• **Testo fornito**:
Contro il degrado urbano e la delocalizzazione delle aziende IT, l’amministrazione di San Francisco ha adottato una politica fiscale ardita: sospensione delle tasse per alcune aziende per cercare di ricostruire il tessuto sociale. Fra i primi beneficiari , il servizio di microblogging Twitter.
Incentivi statali sotto forma di esenzioni fiscali per spingere le aziende a non esternalizzare non sono una novità: il fatto che stavolta si tratti di San Francisco e di un’azienda a suo modo grande e importante come Twitter ha però attirato sulla vicenda non poche polemiche, da parte degli oppositori politici del sindaco e dei rappresentanti sindacali che definiscono la misura solo “una scappatoia per ricchi”.
Tuttavia la decisione ha una sua logica interna: San Francisco impone tasse commisurate non agli introiti aziendali ma a quanto un’azienda paga ai dipendenti , per cui Twitter, nata come una startup con pochi impiegati, avrebbe convenienza visto la repentina crescita e la conseguente necessità di allargarsi assumendo nuovo personale a spostarsi in un regime fiscale in cui questo non implichi l’aumento delle tasse .

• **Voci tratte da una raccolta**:
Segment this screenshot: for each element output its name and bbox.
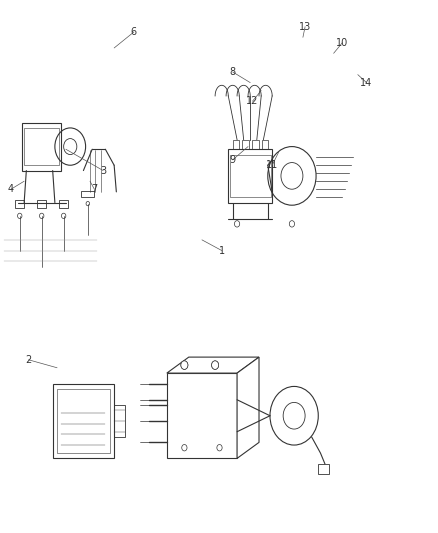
Bar [22, 123, 61, 171]
Text: 7: 7 [91, 184, 97, 194]
Circle shape [211, 361, 218, 369]
Bar [228, 149, 272, 203]
Text: 11: 11 [265, 160, 278, 170]
Circle shape [86, 201, 89, 206]
Circle shape [289, 221, 294, 227]
Text: 9: 9 [229, 155, 235, 165]
Circle shape [181, 445, 187, 451]
Text: 6: 6 [131, 27, 137, 37]
Bar [81, 191, 94, 197]
Circle shape [211, 361, 218, 369]
Bar [251, 140, 258, 149]
Text: 12: 12 [246, 96, 258, 106]
Bar [37, 200, 46, 208]
Bar [15, 200, 24, 208]
Text: 3: 3 [100, 166, 106, 175]
Bar [114, 405, 125, 437]
Text: 2: 2 [25, 355, 32, 365]
Text: 14: 14 [360, 78, 372, 87]
Bar [229, 155, 270, 197]
Bar [166, 373, 237, 458]
Text: 13: 13 [298, 22, 311, 31]
Text: 8: 8 [229, 67, 235, 77]
Circle shape [180, 361, 187, 369]
Circle shape [61, 213, 66, 219]
Bar [242, 140, 248, 149]
Bar [59, 200, 68, 208]
Circle shape [216, 445, 222, 451]
Circle shape [234, 221, 239, 227]
Bar [24, 128, 59, 165]
Polygon shape [237, 357, 258, 458]
Polygon shape [166, 357, 258, 373]
Text: 1: 1 [218, 246, 224, 255]
Bar [261, 140, 268, 149]
Bar [57, 389, 110, 453]
Text: 10: 10 [336, 38, 348, 47]
Bar [232, 140, 239, 149]
Circle shape [39, 213, 44, 219]
Bar [318, 464, 328, 474]
Text: 4: 4 [8, 184, 14, 194]
Circle shape [180, 361, 187, 369]
Circle shape [18, 213, 22, 219]
Bar [53, 384, 114, 458]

• **Breve esercizio**:
Ricopia il passo dell'articolo sulle esenzioni fiscali a San Francisco, partendo da "Contro il degrado" e arrivando fino a "di microblogging Twitter.". L'elenco non ha alcun ruolo in questo compito.

• **Il risultato**:
Contro il degrado urbano e la delocalizzazione delle aziende IT, l’amministrazione di San Francisco ha adottato una politica fiscale ardita: sospensione delle tasse per alcune aziende per cercare di ricostruire il tessuto sociale. Fra i primi beneficiari , il servizio di microblogging Twitter.